YOUR OBJECTIVE -> All lines from the line containing "Parse this screenshot: output" up to and including the last line of the listing below should be echoed exactly; no other lines belong in the response.

THE DATA ->

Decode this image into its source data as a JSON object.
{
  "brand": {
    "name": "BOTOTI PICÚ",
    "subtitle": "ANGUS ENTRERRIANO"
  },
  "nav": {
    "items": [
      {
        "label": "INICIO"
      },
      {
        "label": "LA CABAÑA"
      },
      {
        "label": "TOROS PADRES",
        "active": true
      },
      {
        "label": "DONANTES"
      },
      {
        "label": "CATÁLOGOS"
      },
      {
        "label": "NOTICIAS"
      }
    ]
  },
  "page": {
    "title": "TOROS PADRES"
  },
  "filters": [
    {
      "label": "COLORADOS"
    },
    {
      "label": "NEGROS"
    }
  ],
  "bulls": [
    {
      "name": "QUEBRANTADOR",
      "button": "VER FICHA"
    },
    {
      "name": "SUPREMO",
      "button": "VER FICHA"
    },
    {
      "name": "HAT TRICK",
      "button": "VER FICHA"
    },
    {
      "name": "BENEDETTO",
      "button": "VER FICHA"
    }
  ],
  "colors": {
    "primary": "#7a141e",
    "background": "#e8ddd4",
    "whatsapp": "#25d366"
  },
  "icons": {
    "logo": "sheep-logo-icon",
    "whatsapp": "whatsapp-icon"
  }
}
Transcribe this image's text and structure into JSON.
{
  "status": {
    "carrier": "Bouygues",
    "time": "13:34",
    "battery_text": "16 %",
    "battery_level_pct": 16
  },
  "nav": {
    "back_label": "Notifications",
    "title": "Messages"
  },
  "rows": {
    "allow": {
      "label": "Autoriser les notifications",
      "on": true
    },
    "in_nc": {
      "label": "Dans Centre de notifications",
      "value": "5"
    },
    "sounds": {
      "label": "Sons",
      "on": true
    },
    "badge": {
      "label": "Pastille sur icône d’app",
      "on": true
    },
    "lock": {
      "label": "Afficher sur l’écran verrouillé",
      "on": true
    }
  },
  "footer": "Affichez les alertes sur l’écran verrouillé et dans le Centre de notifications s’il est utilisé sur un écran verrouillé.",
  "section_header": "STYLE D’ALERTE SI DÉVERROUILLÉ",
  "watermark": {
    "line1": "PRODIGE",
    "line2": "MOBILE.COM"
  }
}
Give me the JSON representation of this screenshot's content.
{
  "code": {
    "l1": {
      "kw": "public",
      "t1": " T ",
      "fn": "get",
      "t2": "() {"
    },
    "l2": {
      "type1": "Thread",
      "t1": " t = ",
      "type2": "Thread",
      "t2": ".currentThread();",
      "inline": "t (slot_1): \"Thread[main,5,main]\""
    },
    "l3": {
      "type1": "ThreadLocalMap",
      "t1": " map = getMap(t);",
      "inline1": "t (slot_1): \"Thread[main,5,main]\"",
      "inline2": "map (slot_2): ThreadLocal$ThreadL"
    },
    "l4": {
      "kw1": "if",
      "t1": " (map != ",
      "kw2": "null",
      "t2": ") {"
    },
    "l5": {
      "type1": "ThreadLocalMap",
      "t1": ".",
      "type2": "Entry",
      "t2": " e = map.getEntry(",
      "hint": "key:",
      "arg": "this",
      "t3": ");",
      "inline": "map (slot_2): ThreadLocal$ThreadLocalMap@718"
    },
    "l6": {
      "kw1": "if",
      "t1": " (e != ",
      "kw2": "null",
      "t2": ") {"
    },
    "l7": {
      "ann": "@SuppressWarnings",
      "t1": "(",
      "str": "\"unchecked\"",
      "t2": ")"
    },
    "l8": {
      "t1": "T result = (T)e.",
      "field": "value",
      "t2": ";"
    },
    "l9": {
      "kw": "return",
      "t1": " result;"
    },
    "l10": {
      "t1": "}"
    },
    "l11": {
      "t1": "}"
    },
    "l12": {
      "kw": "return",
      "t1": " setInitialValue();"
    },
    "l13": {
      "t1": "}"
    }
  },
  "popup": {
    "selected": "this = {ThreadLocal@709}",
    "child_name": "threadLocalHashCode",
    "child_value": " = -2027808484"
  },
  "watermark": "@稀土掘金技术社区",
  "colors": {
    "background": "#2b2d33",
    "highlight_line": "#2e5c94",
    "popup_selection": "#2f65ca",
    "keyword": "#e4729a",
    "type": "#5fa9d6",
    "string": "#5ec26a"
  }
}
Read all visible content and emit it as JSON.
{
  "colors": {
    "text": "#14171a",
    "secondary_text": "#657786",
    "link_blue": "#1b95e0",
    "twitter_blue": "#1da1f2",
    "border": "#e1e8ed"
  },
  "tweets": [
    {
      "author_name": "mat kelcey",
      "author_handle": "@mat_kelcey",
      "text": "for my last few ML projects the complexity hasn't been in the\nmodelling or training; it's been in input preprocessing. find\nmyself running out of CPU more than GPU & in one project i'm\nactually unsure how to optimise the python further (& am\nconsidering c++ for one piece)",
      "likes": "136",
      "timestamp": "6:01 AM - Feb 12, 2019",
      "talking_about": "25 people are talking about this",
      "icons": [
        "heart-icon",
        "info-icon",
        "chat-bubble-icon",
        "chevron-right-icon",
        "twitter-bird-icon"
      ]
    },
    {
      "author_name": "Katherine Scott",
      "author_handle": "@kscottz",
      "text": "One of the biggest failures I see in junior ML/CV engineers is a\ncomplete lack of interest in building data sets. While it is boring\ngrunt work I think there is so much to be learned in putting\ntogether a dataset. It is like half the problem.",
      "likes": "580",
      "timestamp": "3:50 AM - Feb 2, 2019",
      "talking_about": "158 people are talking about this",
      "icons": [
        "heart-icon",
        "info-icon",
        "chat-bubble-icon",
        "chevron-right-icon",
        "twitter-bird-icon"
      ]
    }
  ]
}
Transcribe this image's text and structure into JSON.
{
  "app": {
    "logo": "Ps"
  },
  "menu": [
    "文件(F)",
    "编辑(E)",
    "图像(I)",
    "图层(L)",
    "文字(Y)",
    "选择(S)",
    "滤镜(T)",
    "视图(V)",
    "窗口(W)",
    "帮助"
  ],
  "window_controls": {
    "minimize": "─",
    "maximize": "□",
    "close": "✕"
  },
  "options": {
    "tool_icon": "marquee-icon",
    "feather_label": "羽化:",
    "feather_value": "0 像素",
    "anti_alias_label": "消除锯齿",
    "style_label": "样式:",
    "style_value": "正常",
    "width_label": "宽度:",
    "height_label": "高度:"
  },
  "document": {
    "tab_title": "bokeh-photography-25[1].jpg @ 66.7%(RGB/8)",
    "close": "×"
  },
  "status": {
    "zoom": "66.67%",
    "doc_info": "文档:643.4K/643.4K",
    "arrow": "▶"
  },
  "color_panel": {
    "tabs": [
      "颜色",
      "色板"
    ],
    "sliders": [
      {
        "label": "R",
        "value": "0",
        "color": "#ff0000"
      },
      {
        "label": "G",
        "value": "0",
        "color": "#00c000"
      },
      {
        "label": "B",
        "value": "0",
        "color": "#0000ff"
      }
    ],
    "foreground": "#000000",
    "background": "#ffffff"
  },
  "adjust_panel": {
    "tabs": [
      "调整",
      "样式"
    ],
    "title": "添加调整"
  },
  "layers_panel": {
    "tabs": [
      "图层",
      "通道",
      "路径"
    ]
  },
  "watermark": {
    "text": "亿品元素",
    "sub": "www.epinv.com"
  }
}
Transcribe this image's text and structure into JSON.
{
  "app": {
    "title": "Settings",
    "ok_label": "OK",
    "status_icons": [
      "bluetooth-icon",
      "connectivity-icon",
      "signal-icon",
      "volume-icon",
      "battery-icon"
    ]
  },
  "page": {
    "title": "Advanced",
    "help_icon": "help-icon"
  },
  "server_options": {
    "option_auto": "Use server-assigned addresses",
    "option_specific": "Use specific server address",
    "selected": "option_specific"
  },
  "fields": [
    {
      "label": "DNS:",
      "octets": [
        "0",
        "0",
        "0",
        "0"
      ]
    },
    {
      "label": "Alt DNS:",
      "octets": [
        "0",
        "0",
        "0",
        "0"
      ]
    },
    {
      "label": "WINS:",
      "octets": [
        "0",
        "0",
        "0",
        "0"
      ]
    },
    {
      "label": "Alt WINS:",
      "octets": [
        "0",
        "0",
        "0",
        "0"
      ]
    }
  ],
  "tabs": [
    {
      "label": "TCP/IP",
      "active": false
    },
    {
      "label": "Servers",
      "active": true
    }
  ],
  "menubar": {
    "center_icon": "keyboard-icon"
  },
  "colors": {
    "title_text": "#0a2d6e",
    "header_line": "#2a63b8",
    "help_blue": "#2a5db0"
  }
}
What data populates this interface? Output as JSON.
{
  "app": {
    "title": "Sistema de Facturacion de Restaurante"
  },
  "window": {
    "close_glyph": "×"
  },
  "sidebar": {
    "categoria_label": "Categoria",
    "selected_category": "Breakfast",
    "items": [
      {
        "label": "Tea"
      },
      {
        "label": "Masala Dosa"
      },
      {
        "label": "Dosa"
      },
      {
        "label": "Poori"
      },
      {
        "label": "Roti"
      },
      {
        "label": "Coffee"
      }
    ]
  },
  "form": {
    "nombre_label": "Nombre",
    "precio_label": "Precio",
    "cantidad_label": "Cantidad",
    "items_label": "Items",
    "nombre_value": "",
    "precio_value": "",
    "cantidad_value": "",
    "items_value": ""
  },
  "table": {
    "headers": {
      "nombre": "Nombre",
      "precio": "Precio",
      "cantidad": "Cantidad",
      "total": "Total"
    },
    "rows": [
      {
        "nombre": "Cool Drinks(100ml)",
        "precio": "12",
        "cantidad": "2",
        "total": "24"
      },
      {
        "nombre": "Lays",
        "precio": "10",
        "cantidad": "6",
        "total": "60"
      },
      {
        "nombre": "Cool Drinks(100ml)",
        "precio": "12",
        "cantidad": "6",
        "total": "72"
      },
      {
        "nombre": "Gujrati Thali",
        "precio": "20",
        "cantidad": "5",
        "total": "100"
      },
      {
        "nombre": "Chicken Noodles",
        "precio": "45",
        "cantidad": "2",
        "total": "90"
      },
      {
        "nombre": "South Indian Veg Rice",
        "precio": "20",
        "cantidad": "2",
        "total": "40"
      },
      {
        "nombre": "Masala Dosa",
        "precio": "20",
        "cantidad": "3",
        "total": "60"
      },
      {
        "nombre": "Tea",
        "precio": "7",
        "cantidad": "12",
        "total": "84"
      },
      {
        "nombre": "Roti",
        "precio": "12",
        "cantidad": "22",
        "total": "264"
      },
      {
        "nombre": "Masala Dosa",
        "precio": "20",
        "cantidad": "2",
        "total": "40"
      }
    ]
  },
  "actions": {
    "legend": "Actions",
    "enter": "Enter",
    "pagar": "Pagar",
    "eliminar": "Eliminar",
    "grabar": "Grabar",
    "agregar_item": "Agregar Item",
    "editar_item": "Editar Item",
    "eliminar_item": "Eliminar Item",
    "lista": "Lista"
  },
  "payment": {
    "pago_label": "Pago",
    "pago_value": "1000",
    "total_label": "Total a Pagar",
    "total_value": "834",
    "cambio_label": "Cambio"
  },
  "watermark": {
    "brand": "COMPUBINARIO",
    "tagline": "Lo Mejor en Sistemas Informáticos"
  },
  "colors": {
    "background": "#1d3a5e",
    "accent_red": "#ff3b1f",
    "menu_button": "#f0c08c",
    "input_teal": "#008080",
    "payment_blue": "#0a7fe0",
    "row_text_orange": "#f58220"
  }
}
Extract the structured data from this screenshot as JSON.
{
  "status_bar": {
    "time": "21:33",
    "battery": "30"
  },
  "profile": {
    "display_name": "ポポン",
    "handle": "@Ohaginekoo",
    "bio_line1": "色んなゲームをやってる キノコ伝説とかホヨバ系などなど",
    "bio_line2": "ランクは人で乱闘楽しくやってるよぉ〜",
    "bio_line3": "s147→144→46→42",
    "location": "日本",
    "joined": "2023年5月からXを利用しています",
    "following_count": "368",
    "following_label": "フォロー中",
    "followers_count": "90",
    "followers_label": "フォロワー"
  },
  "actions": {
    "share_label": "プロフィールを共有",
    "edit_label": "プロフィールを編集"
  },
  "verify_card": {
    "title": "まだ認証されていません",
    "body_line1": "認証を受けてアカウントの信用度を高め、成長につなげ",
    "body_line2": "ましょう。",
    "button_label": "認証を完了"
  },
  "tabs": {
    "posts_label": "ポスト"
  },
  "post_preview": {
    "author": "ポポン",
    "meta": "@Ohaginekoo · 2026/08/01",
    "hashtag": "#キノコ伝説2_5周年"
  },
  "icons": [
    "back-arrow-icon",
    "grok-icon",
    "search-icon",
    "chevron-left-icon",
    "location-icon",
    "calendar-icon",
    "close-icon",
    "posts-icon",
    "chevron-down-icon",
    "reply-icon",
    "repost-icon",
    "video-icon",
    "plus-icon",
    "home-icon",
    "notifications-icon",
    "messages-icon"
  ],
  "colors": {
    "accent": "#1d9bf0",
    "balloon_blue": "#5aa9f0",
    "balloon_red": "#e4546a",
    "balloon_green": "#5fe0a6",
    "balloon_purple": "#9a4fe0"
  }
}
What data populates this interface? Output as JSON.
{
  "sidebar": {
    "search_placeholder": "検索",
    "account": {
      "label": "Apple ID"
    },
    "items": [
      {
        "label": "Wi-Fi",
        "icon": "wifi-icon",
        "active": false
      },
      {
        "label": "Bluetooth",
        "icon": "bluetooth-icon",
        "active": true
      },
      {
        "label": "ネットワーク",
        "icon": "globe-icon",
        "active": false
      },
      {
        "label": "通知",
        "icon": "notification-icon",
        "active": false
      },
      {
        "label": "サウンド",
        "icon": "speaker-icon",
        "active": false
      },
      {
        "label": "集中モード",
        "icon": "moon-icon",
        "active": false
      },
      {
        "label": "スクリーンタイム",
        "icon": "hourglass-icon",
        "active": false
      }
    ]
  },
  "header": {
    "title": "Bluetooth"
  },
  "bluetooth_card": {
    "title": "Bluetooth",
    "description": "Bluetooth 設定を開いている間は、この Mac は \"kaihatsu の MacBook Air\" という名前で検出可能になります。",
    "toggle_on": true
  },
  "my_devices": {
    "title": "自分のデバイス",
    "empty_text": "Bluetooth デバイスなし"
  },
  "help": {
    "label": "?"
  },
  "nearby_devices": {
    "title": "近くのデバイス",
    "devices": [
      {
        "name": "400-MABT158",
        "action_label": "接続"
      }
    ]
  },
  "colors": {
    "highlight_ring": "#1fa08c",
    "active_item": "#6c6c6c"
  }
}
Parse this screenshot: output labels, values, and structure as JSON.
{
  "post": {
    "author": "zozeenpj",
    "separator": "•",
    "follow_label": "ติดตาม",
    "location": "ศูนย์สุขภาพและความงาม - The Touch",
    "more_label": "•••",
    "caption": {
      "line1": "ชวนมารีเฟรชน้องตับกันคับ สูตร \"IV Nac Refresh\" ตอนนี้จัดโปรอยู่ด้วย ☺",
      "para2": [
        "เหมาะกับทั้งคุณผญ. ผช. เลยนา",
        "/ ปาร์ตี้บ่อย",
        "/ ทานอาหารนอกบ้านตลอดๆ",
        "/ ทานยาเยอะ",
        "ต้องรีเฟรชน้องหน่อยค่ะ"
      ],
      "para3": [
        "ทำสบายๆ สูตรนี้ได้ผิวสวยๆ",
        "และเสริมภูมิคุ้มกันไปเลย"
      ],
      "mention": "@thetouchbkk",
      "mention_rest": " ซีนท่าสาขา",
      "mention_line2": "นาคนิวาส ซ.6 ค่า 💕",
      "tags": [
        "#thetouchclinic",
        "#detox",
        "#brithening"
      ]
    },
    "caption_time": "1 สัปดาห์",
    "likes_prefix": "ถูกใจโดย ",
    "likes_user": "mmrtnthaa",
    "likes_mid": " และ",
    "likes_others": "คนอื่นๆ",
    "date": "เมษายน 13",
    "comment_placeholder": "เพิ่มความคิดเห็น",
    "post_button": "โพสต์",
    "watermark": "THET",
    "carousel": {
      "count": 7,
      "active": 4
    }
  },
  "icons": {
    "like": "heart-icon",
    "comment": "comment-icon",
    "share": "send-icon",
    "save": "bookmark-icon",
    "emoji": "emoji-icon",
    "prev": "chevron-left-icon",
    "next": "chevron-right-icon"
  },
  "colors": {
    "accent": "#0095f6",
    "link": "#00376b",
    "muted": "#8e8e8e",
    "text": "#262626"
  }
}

RESPONSE BELOW ->
Parse this screenshot: output labels, values, and structure as JSON.
{
  "post": {
    "author": "zozeenpj",
    "separator": "•",
    "follow_label": "ติดตาม",
    "location": "ศูนย์สุขภาพและความงาม - The Touch",
    "more_label": "•••",
    "caption": {
      "line1": "ชวนมารีเฟรชน้องตับกันคับ สูตร \"IV Nac Refresh\" ตอนนี้จัดโปรอยู่ด้วย ☺",
      "para2": [
        "เหมาะกับทั้งคุณผญ. ผช. เลยนา",
        "/ ปาร์ตี้บ่อย",
        "/ ทานอาหารนอกบ้านตลอดๆ",
        "/ ทานยาเยอะ",
        "ต้องรีเฟรชน้องหน่อยค่ะ"
      ],
      "para3": [
        "ทำสบายๆ สูตรนี้ได้ผิวสวยๆ",
        "และเสริมภูมิคุ้มกันไปเลย"
      ],
      "mention": "@thetouchbkk",
      "mention_rest": " ซีนท่าสาขา",
      "mention_line2": "นาคนิวาส ซ.6 ค่า 💕",
      "tags": [
        "#thetouchclinic",
        "#detox",
        "#brithening"
      ]
    },
    "caption_time": "1 สัปดาห์",
    "likes_prefix": "ถูกใจโดย ",
    "likes_user": "mmrtnthaa",
    "likes_mid": " และ",
    "likes_others": "คนอื่นๆ",
    "date": "เมษายน 13",
    "comment_placeholder": "เพิ่มความคิดเห็น",
    "post_button": "โพสต์",
    "watermark": "THET",
    "carousel": {
      "count": 7,
      "active": 4
    }
  },
  "icons": {
    "like": "heart-icon",
    "comment": "comment-icon",
    "share": "send-icon",
    "save": "bookmark-icon",
    "emoji": "emoji-icon",
    "prev": "chevron-left-icon",
    "next": "chevron-right-icon"
  },
  "colors": {
    "accent": "#0095f6",
    "link": "#00376b",
    "muted": "#8e8e8e",
    "text": "#262626"
  }
}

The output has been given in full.